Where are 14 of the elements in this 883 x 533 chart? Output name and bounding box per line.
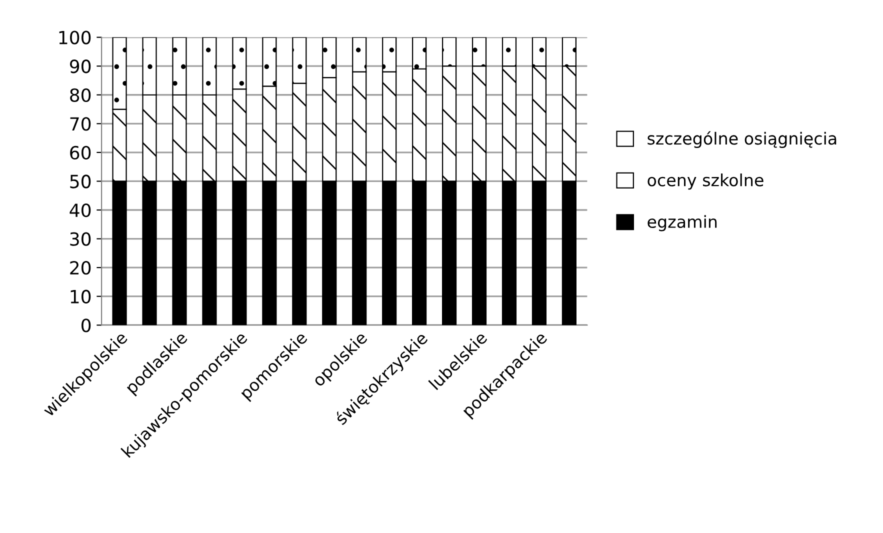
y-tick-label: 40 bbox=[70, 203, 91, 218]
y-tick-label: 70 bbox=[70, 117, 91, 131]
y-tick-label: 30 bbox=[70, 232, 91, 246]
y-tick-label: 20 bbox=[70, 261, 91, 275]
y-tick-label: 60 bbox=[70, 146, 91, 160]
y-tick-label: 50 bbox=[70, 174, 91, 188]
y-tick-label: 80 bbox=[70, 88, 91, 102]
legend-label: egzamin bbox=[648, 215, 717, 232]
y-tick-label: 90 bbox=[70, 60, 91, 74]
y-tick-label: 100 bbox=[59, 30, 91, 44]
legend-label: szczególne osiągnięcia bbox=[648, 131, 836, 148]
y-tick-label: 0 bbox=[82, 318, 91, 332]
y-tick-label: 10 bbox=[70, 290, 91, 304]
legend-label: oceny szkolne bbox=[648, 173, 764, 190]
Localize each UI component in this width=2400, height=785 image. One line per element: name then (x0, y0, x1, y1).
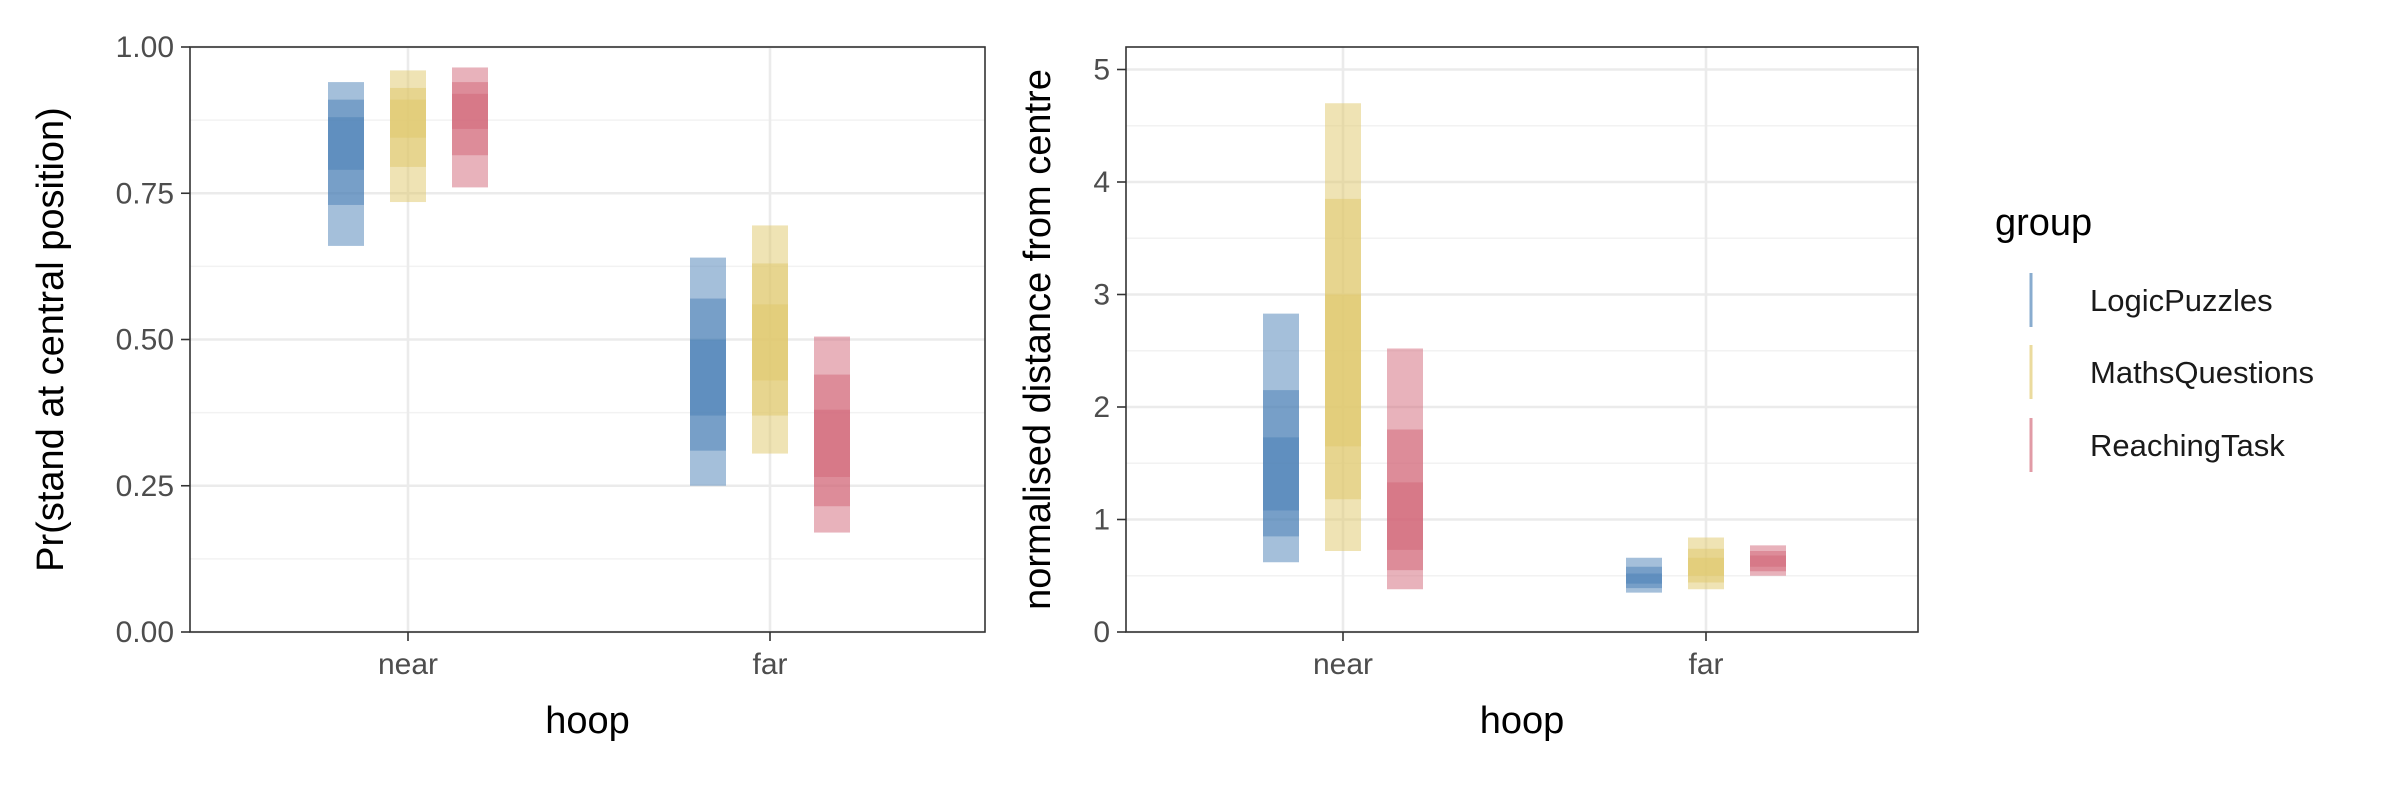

.....

Arrange the lines above as a numbered list, skipping any blank lines and leaving out the pictures.

1. Where are 14 of the elements in this 883 x 533 chart? Output name and bounding box per line.
2. y-tick-label: 40 bbox=[70, 203, 91, 218]
3. y-tick-label: 70 bbox=[70, 117, 91, 131]
4. y-tick-label: 30 bbox=[70, 232, 91, 246]
5. y-tick-label: 20 bbox=[70, 261, 91, 275]
6. y-tick-label: 60 bbox=[70, 146, 91, 160]
7. y-tick-label: 50 bbox=[70, 174, 91, 188]
8. y-tick-label: 80 bbox=[70, 88, 91, 102]
9. legend-label: egzamin bbox=[648, 215, 717, 232]
10. y-tick-label: 90 bbox=[70, 60, 91, 74]
11. y-tick-label: 100 bbox=[59, 30, 91, 44]
12. legend-label: szczególne osiągnięcia bbox=[648, 131, 836, 148]
13. y-tick-label: 0 bbox=[82, 318, 91, 332]
14. y-tick-label: 10 bbox=[70, 290, 91, 304]
15. legend-label: oceny szkolne bbox=[648, 173, 764, 190]
16. Localize each UI component in this width=2400, height=785 image. One line per element: name then (x0, y0, x1, y1).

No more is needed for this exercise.